## Start PROVIDED DATA
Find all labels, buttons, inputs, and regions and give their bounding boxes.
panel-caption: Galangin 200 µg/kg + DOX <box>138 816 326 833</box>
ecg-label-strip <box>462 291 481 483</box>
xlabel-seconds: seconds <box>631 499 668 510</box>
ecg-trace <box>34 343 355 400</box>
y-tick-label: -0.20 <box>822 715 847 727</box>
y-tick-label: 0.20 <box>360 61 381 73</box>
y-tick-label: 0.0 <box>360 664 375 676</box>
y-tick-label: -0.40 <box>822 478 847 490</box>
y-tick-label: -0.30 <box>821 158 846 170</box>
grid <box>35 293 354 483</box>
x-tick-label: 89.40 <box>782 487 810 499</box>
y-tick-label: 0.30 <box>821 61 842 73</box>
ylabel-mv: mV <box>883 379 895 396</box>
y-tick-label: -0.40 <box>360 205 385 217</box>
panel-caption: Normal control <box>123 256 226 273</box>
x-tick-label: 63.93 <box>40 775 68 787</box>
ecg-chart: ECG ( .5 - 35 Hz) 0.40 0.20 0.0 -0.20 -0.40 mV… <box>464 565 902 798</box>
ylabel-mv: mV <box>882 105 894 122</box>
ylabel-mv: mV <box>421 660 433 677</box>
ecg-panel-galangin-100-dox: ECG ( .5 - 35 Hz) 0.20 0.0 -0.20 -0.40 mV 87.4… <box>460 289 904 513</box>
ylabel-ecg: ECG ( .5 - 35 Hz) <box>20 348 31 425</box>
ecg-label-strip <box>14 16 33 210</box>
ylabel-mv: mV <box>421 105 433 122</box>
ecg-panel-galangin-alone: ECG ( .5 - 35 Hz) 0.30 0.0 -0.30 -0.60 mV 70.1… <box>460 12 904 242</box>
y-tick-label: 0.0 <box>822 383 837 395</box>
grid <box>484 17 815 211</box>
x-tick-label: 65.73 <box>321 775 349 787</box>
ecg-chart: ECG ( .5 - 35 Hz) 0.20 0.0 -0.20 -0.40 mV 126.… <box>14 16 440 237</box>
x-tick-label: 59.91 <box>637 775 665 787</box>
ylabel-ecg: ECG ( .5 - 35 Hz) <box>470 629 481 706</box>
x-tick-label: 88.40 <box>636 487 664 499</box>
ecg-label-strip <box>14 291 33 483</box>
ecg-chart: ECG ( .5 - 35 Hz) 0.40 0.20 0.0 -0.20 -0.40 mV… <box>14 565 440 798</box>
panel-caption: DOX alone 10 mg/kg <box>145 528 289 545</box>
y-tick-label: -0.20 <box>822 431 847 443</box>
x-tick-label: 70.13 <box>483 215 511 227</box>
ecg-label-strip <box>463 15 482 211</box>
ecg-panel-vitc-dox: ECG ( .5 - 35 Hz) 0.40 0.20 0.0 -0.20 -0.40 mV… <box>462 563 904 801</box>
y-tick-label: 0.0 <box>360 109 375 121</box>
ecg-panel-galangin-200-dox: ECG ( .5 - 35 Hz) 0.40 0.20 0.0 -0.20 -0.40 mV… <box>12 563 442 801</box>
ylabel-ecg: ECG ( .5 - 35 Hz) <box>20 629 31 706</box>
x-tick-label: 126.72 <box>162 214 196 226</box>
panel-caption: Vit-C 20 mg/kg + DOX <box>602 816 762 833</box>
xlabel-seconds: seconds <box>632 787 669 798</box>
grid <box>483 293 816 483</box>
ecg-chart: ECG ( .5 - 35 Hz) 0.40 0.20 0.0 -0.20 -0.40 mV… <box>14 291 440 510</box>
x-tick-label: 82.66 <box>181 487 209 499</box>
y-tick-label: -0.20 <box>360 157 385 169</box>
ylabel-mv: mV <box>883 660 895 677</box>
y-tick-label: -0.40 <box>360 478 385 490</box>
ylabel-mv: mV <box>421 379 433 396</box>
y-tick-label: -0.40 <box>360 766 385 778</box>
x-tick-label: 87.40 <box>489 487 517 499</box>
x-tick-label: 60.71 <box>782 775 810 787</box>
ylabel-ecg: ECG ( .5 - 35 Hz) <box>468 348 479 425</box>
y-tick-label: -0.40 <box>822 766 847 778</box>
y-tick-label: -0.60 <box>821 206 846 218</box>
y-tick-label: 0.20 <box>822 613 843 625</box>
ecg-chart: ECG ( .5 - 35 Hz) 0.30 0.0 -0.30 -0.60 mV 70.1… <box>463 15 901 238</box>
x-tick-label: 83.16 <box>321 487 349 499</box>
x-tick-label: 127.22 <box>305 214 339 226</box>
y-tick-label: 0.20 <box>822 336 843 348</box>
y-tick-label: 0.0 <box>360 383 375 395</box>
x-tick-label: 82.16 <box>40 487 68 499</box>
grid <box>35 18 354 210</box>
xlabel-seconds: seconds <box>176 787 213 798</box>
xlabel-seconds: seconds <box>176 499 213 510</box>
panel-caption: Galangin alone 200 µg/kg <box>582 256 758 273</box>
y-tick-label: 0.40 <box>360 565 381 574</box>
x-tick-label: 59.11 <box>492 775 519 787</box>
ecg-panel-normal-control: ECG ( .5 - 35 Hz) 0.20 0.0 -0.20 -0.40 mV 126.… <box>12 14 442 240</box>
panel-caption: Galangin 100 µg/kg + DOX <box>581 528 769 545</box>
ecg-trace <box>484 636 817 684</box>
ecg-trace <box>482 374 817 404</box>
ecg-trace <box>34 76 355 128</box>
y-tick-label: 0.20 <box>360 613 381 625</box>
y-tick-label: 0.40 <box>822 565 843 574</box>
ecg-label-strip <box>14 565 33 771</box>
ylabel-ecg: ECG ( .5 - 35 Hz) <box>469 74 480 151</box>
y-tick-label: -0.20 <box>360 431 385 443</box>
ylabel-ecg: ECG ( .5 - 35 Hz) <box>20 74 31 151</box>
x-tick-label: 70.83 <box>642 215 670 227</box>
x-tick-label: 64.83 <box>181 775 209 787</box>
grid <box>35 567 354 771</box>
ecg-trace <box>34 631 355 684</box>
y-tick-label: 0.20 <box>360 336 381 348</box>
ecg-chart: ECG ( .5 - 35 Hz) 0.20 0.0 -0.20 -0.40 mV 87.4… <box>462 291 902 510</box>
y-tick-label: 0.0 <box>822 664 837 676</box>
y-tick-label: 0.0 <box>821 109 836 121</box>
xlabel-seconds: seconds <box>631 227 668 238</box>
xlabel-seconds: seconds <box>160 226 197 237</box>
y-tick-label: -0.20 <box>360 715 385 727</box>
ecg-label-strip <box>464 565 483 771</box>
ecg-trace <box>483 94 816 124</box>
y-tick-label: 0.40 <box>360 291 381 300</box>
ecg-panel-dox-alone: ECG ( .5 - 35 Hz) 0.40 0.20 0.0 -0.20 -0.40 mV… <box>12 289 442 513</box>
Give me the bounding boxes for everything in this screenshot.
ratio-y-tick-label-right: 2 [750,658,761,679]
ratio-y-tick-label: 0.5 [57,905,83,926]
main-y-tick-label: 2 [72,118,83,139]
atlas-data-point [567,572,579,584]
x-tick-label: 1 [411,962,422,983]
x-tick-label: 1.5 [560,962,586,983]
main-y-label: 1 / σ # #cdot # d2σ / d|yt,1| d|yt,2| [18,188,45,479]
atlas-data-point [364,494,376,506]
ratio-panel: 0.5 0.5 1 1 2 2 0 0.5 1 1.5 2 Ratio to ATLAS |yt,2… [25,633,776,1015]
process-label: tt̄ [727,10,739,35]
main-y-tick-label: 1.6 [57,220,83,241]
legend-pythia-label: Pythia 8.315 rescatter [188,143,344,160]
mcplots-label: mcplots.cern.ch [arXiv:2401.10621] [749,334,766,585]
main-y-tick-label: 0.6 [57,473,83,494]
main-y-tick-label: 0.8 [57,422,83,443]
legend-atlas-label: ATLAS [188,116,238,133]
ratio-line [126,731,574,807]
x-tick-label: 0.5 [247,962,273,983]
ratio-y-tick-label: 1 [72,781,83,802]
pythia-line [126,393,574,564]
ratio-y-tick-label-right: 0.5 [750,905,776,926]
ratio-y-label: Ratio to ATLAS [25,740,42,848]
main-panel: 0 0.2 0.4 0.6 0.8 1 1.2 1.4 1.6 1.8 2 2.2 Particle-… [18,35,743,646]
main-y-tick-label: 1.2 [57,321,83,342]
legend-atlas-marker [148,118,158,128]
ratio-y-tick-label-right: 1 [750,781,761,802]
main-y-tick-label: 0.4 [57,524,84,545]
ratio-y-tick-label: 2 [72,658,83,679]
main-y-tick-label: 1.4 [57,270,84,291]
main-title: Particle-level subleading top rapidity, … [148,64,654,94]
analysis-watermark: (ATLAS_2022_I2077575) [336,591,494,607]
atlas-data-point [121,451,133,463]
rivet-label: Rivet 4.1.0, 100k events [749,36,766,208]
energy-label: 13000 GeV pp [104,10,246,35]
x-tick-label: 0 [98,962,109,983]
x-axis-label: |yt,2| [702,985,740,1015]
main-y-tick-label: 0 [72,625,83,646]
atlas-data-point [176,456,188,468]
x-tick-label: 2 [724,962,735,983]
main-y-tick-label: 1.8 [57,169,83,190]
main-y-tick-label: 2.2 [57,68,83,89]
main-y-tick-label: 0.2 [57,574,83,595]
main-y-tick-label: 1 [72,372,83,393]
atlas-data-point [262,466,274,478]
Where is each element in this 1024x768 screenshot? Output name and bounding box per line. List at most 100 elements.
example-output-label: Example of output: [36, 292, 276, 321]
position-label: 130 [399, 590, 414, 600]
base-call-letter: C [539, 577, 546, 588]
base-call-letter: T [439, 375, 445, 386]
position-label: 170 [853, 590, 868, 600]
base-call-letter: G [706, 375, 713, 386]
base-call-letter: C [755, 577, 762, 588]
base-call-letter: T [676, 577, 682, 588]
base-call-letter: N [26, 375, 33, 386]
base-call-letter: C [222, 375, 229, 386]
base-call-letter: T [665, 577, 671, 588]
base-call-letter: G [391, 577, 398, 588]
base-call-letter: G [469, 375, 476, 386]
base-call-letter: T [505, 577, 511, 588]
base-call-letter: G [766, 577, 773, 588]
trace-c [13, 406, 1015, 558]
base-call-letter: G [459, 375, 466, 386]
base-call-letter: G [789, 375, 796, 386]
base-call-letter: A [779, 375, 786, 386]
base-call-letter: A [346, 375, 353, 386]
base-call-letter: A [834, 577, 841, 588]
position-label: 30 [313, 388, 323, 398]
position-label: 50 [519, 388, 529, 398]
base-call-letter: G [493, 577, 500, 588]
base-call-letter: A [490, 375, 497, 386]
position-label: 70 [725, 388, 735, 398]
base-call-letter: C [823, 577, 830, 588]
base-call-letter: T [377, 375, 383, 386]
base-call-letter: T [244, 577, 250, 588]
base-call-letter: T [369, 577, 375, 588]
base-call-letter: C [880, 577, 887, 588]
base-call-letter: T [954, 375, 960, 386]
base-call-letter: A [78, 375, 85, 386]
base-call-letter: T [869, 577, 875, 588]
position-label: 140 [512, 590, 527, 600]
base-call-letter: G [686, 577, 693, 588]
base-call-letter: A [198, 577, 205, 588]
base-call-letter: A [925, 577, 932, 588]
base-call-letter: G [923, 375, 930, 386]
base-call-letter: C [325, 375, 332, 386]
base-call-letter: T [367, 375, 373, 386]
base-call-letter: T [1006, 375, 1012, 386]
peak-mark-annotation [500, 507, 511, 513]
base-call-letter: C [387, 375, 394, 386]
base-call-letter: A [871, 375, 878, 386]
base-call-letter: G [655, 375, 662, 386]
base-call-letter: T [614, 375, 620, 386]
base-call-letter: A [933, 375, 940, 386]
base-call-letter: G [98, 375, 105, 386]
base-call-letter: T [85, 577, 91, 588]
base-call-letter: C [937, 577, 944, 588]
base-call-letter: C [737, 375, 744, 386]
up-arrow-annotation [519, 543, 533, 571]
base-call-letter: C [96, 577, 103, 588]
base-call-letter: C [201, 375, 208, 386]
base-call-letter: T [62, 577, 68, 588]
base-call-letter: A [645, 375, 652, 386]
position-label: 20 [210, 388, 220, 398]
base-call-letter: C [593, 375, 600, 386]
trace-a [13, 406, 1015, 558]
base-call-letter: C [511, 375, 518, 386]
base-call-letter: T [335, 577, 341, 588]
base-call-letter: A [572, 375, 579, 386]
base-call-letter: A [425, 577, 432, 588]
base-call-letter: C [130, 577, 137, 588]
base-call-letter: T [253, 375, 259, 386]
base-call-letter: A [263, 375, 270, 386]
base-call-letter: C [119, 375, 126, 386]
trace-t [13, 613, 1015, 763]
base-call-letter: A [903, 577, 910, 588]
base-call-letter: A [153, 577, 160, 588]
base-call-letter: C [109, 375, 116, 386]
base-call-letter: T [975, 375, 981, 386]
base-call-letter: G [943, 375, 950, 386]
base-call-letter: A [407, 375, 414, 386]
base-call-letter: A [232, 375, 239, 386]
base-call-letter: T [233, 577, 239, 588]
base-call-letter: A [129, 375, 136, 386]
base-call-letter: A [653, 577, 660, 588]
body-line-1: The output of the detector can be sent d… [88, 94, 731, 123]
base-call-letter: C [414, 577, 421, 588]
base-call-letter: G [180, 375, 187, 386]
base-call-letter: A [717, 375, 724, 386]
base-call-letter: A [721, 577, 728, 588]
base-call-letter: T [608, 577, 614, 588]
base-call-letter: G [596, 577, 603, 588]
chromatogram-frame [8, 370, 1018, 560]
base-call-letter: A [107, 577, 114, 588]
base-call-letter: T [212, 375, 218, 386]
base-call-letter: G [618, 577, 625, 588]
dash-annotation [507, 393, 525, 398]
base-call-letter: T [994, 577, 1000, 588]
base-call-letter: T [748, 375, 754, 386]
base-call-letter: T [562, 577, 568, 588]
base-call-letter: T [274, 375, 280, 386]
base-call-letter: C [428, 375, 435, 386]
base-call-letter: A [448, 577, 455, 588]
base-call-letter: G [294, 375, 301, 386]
## End PROVIDED DATA
TO BE DONE> Rewrite the data as a numbered list, leaving out blank lines, starting with the first line and going on through the line that contains "565 440 798</box>".

RESPONSE TO THE EXERCISE>
1. Find all labels, buttons, inputs, and regions and give their bounding boxes.
2. panel-caption: Galangin 200 µg/kg + DOX <box>138 816 326 833</box>
3. ecg-label-strip <box>462 291 481 483</box>
4. xlabel-seconds: seconds <box>631 499 668 510</box>
5. ecg-trace <box>34 343 355 400</box>
6. y-tick-label: -0.20 <box>822 715 847 727</box>
7. y-tick-label: 0.20 <box>360 61 381 73</box>
8. y-tick-label: 0.0 <box>360 664 375 676</box>
9. y-tick-label: -0.40 <box>822 478 847 490</box>
10. y-tick-label: -0.30 <box>821 158 846 170</box>
11. grid <box>35 293 354 483</box>
12. x-tick-label: 89.40 <box>782 487 810 499</box>
13. y-tick-label: 0.30 <box>821 61 842 73</box>
14. ylabel-mv: mV <box>883 379 895 396</box>
15. y-tick-label: -0.40 <box>360 205 385 217</box>
16. panel-caption: Normal control <box>123 256 226 273</box>
17. x-tick-label: 63.93 <box>40 775 68 787</box>
18. ecg-chart: ECG ( .5 - 35 Hz) 0.40 0.20 0.0 -0.20 -0.40 mV… <box>464 565 902 798</box>
19. ylabel-mv: mV <box>882 105 894 122</box>
20. ylabel-mv: mV <box>421 660 433 677</box>
21. ecg-panel-galangin-100-dox: ECG ( .5 - 35 Hz) 0.20 0.0 -0.20 -0.40 mV 87.4… <box>460 289 904 513</box>
22. ylabel-ecg: ECG ( .5 - 35 Hz) <box>20 348 31 425</box>
23. ecg-label-strip <box>14 16 33 210</box>
24. ylabel-mv: mV <box>421 105 433 122</box>
25. ecg-panel-galangin-alone: ECG ( .5 - 35 Hz) 0.30 0.0 -0.30 -0.60 mV 70.1… <box>460 12 904 242</box>
26. y-tick-label: 0.0 <box>822 383 837 395</box>
27. grid <box>484 17 815 211</box>
28. x-tick-label: 65.73 <box>321 775 349 787</box>
29. ecg-chart: ECG ( .5 - 35 Hz) 0.20 0.0 -0.20 -0.40 mV 126.… <box>14 16 440 237</box>
30. x-tick-label: 59.91 <box>637 775 665 787</box>
31. ylabel-ecg: ECG ( .5 - 35 Hz) <box>470 629 481 706</box>
32. x-tick-label: 88.40 <box>636 487 664 499</box>
33. ecg-label-strip <box>14 291 33 483</box>
34. ecg-chart: ECG ( .5 - 35 Hz) 0.40 0.20 0.0 -0.20 -0.40 mV… <box>14 565 440 798</box>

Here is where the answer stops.